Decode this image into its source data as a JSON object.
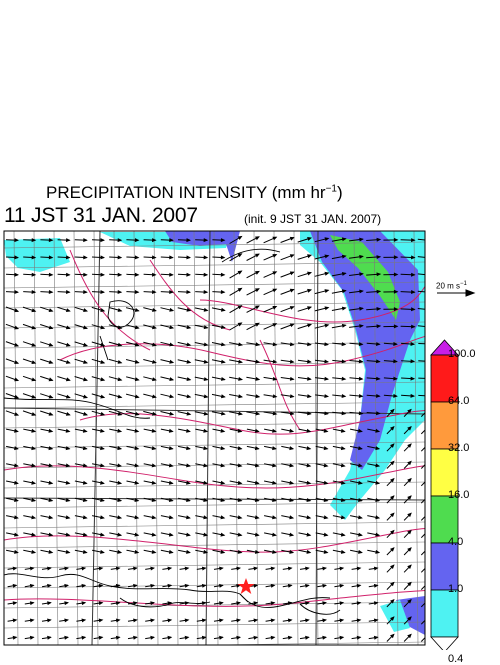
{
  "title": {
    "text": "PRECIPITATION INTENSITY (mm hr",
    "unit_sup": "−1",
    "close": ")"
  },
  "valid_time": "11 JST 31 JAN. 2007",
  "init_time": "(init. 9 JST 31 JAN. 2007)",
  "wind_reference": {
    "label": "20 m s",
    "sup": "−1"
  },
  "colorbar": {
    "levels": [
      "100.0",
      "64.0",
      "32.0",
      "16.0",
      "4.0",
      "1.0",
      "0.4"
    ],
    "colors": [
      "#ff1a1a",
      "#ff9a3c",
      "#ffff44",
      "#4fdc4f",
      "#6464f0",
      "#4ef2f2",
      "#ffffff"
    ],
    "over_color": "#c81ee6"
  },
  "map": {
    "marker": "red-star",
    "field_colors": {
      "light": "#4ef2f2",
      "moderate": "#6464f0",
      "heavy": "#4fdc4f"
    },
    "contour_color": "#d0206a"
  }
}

====

- _GOAL OF THE EXERCISE_: Without including any pictures, print each record exactly.

- _RIGHT ANSWER_:
Decode this image into its source data as a JSON object.
{
  "title": {
    "text": "PRECIPITATION INTENSITY (mm hr",
    "unit_sup": "−1",
    "close": ")"
  },
  "valid_time": "11 JST 31 JAN. 2007",
  "init_time": "(init. 9 JST 31 JAN. 2007)",
  "wind_reference": {
    "label": "20 m s",
    "sup": "−1"
  },
  "colorbar": {
    "levels": [
      "100.0",
      "64.0",
      "32.0",
      "16.0",
      "4.0",
      "1.0",
      "0.4"
    ],
    "colors": [
      "#ff1a1a",
      "#ff9a3c",
      "#ffff44",
      "#4fdc4f",
      "#6464f0",
      "#4ef2f2",
      "#ffffff"
    ],
    "over_color": "#c81ee6"
  },
  "map": {
    "marker": "red-star",
    "field_colors": {
      "light": "#4ef2f2",
      "moderate": "#6464f0",
      "heavy": "#4fdc4f"
    },
    "contour_color": "#d0206a"
  }
}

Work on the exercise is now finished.